## Work to do
Write the data out again, character for character, with no images.
** BEGIN The records **
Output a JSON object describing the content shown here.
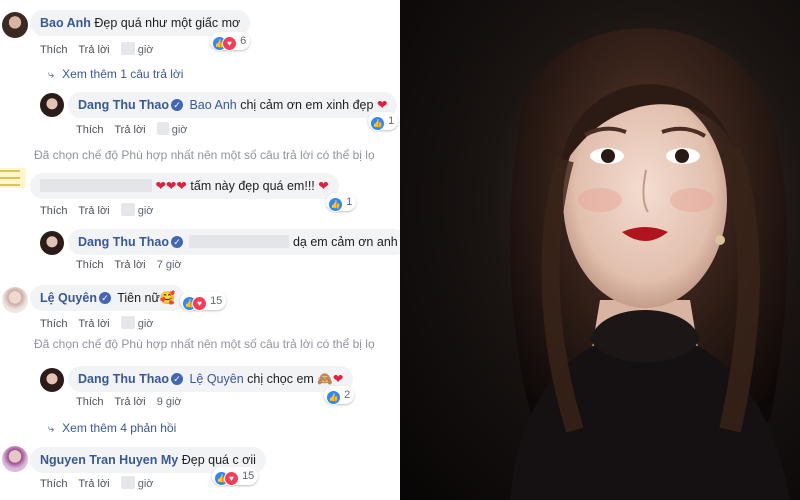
{
  "comments": [
    {
      "name": "Bao Anh",
      "text": "Đẹp quá như một giấc mơ",
      "like": "Thích",
      "reply": "Trả lời",
      "time": "giờ",
      "count": "6"
    },
    {
      "more": "Xem thêm 1 câu trả lời"
    },
    {
      "name": "Dang Thu Thao",
      "mention": "Bao Anh",
      "text": "chị cảm ơn em xinh đẹp",
      "like": "Thích",
      "reply": "Trả lời",
      "time": "giờ",
      "count": "1"
    },
    {
      "system": "Đã chọn chế độ Phù hợp nhất nên một số câu trả lời có thể bị lọ"
    },
    {
      "text": "tấm này đẹp quá em!!!",
      "like": "Thích",
      "reply": "Trả lời",
      "time": "giờ",
      "count": "1"
    },
    {
      "name": "Dang Thu Thao",
      "text": "dạ em cảm ơn anh",
      "like": "Thích",
      "reply": "Trả lời",
      "time": "7 giờ"
    },
    {
      "name": "Lệ Quyên",
      "text": "Tiên nữ",
      "like": "Thích",
      "reply": "Trả lời",
      "time": "giờ",
      "count": "15"
    },
    {
      "system": "Đã chọn chế độ Phù hợp nhất nên một số câu trả lời có thể bị lọ"
    },
    {
      "name": "Dang Thu Thao",
      "mention": "Lệ Quyên",
      "text": "chị chọc em",
      "like": "Thích",
      "reply": "Trả lời",
      "time": "9 giờ",
      "count": "2"
    },
    {
      "more": "Xem thêm 4 phản hồi"
    },
    {
      "name": "Nguyen Tran Huyen My",
      "text": "Đẹp quá c ơii",
      "like": "Thích",
      "reply": "Trả lời",
      "time": "giờ",
      "count": "15"
    }
  ],
  "colors": {
    "link": "#385898",
    "bubble": "#f2f3f5",
    "like": "#2d88ff",
    "love": "#f33e58"
  },
  "icons": [
    "verified-badge-icon",
    "like-reaction-icon",
    "love-reaction-icon",
    "heart-emoji",
    "reply-arrow-icon"
  ]
}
** END The records **
## Task response
Output a JSON object describing the content shown here.
{
  "comments": [
    {
      "name": "Bao Anh",
      "text": "Đẹp quá như một giấc mơ",
      "like": "Thích",
      "reply": "Trả lời",
      "time": "giờ",
      "count": "6"
    },
    {
      "more": "Xem thêm 1 câu trả lời"
    },
    {
      "name": "Dang Thu Thao",
      "mention": "Bao Anh",
      "text": "chị cảm ơn em xinh đẹp",
      "like": "Thích",
      "reply": "Trả lời",
      "time": "giờ",
      "count": "1"
    },
    {
      "system": "Đã chọn chế độ Phù hợp nhất nên một số câu trả lời có thể bị lọ"
    },
    {
      "text": "tấm này đẹp quá em!!!",
      "like": "Thích",
      "reply": "Trả lời",
      "time": "giờ",
      "count": "1"
    },
    {
      "name": "Dang Thu Thao",
      "text": "dạ em cảm ơn anh",
      "like": "Thích",
      "reply": "Trả lời",
      "time": "7 giờ"
    },
    {
      "name": "Lệ Quyên",
      "text": "Tiên nữ",
      "like": "Thích",
      "reply": "Trả lời",
      "time": "giờ",
      "count": "15"
    },
    {
      "system": "Đã chọn chế độ Phù hợp nhất nên một số câu trả lời có thể bị lọ"
    },
    {
      "name": "Dang Thu Thao",
      "mention": "Lệ Quyên",
      "text": "chị chọc em",
      "like": "Thích",
      "reply": "Trả lời",
      "time": "9 giờ",
      "count": "2"
    },
    {
      "more": "Xem thêm 4 phản hồi"
    },
    {
      "name": "Nguyen Tran Huyen My",
      "text": "Đẹp quá c ơii",
      "like": "Thích",
      "reply": "Trả lời",
      "time": "giờ",
      "count": "15"
    }
  ],
  "colors": {
    "link": "#385898",
    "bubble": "#f2f3f5",
    "like": "#2d88ff",
    "love": "#f33e58"
  },
  "icons": [
    "verified-badge-icon",
    "like-reaction-icon",
    "love-reaction-icon",
    "heart-emoji",
    "reply-arrow-icon"
  ]
}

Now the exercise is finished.